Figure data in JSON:
_ _ _ _

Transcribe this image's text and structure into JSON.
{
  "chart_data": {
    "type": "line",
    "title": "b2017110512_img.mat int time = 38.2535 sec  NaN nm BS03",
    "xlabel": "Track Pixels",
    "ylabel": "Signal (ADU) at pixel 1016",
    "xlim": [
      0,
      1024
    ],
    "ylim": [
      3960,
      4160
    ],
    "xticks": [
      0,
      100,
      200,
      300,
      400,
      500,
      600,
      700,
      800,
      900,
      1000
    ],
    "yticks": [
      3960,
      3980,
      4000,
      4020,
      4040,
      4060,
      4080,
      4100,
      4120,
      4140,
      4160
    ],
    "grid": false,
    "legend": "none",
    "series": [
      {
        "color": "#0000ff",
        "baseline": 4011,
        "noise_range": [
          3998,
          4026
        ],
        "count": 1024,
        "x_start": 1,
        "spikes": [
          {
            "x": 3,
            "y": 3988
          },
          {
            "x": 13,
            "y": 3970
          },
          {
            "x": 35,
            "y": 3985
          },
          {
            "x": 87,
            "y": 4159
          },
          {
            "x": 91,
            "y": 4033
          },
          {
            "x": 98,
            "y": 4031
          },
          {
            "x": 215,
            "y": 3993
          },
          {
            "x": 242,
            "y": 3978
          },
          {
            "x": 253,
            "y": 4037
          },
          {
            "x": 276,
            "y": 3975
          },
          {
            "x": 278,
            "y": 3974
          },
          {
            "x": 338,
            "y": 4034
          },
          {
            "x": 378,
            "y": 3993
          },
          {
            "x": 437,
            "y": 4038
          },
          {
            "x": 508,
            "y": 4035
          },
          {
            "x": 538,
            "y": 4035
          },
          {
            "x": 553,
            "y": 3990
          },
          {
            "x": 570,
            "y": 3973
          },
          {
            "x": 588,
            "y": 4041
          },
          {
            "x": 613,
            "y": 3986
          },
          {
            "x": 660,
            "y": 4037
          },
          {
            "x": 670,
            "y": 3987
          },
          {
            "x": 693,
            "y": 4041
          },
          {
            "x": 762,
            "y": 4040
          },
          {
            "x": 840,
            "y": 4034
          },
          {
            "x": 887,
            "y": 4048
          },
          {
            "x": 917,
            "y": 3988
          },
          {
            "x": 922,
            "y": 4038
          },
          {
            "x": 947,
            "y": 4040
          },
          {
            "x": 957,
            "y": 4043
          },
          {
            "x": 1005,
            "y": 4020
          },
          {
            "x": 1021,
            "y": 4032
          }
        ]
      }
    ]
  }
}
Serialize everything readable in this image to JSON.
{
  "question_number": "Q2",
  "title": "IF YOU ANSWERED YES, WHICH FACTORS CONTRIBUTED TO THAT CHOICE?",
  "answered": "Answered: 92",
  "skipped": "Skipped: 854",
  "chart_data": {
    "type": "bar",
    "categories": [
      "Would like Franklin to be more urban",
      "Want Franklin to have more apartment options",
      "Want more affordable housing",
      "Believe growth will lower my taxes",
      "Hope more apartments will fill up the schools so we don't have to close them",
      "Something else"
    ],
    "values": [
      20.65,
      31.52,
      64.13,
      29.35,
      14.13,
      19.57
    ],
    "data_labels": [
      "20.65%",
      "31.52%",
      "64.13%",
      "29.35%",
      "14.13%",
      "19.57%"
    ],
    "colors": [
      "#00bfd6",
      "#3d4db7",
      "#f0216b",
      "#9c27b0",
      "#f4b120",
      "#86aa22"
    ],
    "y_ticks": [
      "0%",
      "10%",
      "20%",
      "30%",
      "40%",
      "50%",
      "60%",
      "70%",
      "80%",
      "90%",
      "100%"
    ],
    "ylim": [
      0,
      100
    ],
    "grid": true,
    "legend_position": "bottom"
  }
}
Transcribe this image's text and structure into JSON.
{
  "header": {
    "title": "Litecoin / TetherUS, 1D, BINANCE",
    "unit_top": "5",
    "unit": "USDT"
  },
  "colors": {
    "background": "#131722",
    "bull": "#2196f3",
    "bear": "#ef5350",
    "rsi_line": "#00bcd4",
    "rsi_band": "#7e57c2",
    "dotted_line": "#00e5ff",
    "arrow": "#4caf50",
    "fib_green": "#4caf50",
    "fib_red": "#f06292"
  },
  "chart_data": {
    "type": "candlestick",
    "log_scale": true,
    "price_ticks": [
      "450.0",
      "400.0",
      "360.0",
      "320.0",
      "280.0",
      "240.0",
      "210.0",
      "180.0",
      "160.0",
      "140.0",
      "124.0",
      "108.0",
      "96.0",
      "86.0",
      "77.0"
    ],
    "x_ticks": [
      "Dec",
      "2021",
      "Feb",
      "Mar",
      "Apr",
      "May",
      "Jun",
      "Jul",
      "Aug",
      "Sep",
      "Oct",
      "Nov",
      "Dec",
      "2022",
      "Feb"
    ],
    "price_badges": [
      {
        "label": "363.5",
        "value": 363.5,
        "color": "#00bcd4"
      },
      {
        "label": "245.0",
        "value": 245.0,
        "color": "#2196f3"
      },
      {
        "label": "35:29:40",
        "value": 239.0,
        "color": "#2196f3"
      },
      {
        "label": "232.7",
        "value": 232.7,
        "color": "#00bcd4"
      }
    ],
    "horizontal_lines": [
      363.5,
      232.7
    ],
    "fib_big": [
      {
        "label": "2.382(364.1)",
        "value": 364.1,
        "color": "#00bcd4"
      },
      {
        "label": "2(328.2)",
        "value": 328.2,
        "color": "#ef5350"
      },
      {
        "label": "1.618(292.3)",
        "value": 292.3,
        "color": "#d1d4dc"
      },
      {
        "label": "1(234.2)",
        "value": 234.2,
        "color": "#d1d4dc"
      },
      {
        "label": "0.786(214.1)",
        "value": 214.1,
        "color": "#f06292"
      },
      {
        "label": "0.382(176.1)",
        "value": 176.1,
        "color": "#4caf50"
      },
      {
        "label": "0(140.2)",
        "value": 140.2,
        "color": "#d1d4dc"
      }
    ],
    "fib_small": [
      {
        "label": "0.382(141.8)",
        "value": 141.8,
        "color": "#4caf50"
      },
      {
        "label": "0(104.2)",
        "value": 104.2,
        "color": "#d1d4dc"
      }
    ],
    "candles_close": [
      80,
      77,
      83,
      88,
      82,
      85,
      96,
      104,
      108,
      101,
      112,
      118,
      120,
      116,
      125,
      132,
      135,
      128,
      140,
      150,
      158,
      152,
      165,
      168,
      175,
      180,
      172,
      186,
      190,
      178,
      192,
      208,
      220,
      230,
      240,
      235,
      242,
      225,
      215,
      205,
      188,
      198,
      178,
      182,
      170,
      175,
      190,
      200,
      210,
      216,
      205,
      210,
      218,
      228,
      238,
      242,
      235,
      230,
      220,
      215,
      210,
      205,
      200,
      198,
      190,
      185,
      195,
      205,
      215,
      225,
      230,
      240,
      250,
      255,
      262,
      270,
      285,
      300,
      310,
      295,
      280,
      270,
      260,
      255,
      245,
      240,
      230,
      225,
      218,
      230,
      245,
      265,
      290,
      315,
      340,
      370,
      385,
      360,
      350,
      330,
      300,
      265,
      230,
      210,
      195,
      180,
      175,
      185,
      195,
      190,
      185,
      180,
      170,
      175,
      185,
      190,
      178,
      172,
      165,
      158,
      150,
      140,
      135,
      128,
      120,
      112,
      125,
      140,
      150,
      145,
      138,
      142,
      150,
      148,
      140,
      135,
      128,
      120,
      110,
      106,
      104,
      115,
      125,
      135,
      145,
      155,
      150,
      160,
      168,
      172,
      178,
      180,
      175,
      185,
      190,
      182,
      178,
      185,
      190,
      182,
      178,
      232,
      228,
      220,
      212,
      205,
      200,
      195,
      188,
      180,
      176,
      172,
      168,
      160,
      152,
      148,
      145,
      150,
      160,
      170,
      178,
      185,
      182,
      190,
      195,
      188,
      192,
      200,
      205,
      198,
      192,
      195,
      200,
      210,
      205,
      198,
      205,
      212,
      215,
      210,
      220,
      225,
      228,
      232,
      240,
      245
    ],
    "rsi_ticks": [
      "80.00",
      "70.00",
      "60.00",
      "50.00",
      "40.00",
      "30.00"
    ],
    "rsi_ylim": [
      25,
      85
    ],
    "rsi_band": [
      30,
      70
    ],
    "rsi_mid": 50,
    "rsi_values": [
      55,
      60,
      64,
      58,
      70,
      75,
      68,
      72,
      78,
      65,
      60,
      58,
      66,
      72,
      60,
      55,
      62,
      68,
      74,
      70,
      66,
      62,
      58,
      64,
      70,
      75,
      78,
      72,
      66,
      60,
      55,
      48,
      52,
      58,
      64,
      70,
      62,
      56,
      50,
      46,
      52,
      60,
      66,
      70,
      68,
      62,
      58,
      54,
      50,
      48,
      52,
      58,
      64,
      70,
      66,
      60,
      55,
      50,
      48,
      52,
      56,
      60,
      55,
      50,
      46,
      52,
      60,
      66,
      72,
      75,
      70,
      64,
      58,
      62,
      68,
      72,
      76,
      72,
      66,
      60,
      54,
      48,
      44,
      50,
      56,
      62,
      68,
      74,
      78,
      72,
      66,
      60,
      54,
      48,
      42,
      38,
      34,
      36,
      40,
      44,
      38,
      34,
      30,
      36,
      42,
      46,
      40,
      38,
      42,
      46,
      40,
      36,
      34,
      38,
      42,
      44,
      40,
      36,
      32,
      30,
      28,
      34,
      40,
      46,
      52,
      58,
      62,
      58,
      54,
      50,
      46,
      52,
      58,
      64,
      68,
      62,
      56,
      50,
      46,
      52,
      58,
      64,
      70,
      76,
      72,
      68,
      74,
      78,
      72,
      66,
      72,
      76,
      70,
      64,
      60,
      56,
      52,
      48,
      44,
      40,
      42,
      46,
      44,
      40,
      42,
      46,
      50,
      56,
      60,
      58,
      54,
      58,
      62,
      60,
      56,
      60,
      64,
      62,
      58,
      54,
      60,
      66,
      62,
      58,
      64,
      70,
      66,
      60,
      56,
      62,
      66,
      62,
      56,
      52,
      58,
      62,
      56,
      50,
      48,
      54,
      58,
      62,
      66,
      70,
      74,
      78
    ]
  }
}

_ _ _ _

Required work: Report the number of lines that include the string "Want"; return nothing but the count.

Output for this exercise: 2